+++ SOURCE RECORDS
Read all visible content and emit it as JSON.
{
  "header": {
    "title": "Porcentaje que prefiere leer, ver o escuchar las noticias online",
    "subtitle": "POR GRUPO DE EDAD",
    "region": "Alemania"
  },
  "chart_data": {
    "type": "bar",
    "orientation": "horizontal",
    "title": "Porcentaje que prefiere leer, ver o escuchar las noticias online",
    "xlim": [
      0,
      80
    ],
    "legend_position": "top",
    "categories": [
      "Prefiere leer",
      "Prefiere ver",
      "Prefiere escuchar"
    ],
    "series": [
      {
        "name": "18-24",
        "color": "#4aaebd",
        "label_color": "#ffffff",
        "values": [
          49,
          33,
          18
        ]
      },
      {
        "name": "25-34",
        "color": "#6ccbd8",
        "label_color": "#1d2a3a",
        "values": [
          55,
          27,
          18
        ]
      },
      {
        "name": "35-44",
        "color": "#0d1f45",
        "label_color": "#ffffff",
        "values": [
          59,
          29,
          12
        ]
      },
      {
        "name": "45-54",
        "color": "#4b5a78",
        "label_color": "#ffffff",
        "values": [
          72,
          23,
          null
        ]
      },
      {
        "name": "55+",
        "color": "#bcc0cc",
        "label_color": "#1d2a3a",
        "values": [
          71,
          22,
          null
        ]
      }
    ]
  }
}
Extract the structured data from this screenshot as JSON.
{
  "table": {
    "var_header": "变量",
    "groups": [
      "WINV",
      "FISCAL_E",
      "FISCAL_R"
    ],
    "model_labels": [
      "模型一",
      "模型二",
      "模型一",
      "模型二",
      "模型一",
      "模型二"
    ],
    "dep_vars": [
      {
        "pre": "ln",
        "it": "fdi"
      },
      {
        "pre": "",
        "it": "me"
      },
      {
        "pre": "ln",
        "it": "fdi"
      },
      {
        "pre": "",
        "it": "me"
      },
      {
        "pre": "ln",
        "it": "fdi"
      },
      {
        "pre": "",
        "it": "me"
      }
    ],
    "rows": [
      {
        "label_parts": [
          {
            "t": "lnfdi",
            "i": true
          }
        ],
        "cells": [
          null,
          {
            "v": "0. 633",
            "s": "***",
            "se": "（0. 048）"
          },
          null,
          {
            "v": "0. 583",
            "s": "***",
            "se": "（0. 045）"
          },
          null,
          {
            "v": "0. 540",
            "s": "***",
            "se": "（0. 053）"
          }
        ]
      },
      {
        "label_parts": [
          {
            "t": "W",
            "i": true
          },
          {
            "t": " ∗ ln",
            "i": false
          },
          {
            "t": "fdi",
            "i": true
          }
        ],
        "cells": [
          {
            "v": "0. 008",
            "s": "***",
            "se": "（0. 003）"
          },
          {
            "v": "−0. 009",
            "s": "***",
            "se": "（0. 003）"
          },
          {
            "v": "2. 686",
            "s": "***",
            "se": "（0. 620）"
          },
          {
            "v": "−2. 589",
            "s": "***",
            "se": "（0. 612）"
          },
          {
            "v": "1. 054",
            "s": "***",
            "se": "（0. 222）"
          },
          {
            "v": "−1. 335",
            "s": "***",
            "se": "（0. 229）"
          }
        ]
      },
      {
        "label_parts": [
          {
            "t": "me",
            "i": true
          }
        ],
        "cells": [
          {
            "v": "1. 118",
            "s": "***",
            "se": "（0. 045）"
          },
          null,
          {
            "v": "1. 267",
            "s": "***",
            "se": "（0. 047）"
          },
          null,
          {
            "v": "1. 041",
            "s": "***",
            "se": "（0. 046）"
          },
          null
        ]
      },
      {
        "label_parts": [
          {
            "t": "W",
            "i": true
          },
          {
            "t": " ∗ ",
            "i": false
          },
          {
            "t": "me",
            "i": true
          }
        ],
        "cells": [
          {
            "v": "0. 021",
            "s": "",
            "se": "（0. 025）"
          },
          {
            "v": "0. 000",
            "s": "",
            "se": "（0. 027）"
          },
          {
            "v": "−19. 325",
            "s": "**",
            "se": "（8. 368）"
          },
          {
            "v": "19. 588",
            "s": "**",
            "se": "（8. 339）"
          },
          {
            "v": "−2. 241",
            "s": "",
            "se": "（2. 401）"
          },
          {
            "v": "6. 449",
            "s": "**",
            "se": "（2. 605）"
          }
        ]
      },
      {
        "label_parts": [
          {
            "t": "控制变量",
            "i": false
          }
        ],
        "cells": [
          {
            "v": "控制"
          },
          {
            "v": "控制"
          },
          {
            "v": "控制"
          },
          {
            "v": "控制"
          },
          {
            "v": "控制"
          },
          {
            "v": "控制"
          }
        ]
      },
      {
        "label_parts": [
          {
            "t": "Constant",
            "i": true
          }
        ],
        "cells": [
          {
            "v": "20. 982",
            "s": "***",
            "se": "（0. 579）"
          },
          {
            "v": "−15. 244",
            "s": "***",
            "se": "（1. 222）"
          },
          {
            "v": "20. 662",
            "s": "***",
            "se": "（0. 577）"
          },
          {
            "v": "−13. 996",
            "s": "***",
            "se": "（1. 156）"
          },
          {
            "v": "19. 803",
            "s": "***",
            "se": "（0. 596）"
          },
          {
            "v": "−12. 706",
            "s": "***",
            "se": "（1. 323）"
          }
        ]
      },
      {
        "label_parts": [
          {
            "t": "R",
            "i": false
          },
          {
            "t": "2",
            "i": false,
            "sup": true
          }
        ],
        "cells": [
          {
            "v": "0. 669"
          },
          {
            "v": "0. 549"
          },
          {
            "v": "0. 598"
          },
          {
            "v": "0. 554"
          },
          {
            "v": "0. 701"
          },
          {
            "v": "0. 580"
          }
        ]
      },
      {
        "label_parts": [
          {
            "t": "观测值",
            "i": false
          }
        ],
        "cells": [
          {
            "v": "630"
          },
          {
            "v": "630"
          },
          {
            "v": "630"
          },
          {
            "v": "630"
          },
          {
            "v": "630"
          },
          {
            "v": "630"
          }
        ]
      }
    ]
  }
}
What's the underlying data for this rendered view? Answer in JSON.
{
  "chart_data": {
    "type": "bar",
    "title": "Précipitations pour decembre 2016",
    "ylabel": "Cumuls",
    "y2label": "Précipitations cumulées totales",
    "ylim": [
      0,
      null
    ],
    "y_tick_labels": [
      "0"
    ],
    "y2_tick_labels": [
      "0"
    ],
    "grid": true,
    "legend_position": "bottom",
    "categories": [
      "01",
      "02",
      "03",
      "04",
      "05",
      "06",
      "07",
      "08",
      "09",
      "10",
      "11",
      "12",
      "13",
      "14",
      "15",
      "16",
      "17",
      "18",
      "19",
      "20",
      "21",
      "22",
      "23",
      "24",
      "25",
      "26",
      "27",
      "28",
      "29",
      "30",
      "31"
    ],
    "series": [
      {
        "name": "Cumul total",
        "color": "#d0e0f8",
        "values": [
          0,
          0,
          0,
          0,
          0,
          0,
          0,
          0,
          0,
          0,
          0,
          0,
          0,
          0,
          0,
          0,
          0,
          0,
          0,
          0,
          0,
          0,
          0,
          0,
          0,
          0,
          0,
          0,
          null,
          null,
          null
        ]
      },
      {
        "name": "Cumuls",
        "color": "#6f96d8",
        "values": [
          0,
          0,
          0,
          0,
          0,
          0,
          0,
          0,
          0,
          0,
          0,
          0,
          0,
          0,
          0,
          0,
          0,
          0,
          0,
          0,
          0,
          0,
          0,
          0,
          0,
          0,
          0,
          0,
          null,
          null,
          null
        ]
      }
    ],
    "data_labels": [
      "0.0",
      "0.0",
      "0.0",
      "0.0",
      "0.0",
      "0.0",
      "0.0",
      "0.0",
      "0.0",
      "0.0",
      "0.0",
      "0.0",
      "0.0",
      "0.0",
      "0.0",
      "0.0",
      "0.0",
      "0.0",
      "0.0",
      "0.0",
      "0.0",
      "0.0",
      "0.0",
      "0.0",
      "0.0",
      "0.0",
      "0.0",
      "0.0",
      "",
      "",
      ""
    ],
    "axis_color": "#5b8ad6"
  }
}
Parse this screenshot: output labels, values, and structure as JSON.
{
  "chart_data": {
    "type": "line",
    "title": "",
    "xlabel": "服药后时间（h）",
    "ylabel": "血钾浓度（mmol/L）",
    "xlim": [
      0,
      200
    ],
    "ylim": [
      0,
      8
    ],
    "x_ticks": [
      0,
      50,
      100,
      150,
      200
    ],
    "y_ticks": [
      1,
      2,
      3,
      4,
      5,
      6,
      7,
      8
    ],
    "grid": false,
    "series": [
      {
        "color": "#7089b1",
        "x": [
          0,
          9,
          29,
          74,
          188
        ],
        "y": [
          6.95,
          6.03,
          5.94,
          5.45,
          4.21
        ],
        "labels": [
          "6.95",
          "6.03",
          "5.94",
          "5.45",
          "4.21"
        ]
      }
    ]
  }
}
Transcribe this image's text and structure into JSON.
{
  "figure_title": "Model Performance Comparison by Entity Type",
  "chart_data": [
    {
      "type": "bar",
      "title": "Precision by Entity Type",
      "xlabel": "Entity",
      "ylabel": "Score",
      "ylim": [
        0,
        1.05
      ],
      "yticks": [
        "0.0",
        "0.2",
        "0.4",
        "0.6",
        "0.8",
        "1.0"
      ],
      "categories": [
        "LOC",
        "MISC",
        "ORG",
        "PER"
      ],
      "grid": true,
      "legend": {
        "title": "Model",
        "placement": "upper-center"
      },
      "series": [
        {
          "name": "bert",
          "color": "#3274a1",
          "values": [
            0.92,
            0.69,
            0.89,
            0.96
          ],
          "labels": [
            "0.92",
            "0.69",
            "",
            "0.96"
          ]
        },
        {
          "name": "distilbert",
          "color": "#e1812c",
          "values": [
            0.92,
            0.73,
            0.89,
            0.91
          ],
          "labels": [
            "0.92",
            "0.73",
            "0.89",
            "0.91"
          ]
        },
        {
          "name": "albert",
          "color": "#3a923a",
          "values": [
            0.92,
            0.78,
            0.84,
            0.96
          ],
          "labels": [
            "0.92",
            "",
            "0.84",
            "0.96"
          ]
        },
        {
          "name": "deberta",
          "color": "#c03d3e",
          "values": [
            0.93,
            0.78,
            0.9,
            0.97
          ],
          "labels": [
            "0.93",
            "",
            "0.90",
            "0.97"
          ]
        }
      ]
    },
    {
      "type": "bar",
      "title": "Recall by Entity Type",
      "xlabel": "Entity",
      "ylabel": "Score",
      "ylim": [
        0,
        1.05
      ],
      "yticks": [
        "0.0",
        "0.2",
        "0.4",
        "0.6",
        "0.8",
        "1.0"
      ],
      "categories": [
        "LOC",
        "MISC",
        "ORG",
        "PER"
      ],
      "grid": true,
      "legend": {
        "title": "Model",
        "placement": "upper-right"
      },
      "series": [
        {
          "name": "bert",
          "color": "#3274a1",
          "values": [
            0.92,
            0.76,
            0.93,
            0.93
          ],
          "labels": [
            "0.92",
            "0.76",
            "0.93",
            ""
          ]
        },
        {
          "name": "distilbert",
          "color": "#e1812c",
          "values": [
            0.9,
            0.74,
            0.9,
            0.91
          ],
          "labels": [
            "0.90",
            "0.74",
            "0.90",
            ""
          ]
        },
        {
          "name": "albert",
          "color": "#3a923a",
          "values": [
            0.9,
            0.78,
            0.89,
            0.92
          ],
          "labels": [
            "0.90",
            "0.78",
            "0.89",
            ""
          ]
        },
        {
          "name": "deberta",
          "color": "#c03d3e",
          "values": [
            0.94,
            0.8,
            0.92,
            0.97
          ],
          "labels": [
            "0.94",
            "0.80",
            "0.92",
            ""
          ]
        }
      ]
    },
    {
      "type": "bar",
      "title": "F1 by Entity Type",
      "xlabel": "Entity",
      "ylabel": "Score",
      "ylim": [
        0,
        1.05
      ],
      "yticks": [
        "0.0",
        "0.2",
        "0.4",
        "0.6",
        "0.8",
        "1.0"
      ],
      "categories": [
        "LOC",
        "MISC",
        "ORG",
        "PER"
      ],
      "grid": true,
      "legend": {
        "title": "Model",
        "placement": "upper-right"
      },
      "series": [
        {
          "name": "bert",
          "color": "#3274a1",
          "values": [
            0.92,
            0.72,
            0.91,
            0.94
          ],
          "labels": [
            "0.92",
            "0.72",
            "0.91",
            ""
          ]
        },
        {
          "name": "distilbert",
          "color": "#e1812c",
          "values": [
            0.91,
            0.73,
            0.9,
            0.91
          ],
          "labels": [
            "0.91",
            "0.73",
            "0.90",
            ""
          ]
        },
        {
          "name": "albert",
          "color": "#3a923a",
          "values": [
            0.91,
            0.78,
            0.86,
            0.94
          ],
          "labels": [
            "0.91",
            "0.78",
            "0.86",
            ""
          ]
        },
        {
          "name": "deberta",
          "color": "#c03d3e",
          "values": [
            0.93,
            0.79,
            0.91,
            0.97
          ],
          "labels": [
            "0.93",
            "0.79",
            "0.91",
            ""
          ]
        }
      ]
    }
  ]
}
++++++
WHAT IS EXPECTED:
Tally up the lines in the records containing the word "Précipitations", then give the count and nothing else.

ANSWER TO THIS EXERCISE:
2